In how many lines does the string "icon" appear? Answer with the number only.

Data listing
□ □ □ □ □ □ □
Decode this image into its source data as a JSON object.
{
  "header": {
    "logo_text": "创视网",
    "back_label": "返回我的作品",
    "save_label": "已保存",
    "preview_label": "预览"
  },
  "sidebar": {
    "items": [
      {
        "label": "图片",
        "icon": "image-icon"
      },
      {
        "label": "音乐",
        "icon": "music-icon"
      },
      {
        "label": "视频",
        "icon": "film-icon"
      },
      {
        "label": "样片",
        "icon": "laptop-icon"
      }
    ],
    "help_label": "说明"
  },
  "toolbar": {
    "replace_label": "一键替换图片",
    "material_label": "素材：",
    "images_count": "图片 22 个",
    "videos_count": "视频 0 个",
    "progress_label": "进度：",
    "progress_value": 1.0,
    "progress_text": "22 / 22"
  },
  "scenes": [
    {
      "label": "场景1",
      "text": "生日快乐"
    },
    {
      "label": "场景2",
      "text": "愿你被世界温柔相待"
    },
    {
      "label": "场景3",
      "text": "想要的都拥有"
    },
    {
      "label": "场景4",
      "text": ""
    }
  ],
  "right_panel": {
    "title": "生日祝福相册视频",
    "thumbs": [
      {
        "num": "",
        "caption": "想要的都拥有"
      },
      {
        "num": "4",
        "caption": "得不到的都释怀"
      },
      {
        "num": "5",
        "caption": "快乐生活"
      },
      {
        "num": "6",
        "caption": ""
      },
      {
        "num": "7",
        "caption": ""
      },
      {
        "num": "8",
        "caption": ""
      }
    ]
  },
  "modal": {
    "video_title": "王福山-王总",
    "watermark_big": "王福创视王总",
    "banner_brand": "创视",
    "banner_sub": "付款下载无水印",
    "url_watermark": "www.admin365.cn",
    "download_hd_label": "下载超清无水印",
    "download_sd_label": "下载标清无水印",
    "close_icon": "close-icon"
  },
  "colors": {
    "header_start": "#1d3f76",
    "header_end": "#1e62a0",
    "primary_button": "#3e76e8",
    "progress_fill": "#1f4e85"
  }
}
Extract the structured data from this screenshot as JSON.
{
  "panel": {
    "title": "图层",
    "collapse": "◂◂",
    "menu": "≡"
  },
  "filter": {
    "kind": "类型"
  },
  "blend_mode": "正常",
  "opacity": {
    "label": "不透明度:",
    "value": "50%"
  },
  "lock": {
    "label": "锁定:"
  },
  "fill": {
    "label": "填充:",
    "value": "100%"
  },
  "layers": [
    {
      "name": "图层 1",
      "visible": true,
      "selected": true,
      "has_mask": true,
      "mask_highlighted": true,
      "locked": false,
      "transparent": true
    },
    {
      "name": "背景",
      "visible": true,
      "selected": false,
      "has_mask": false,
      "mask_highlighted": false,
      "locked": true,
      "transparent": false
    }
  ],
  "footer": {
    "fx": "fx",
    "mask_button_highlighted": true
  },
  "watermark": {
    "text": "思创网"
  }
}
□ □ □ □ □ □ □
### Response to this task
5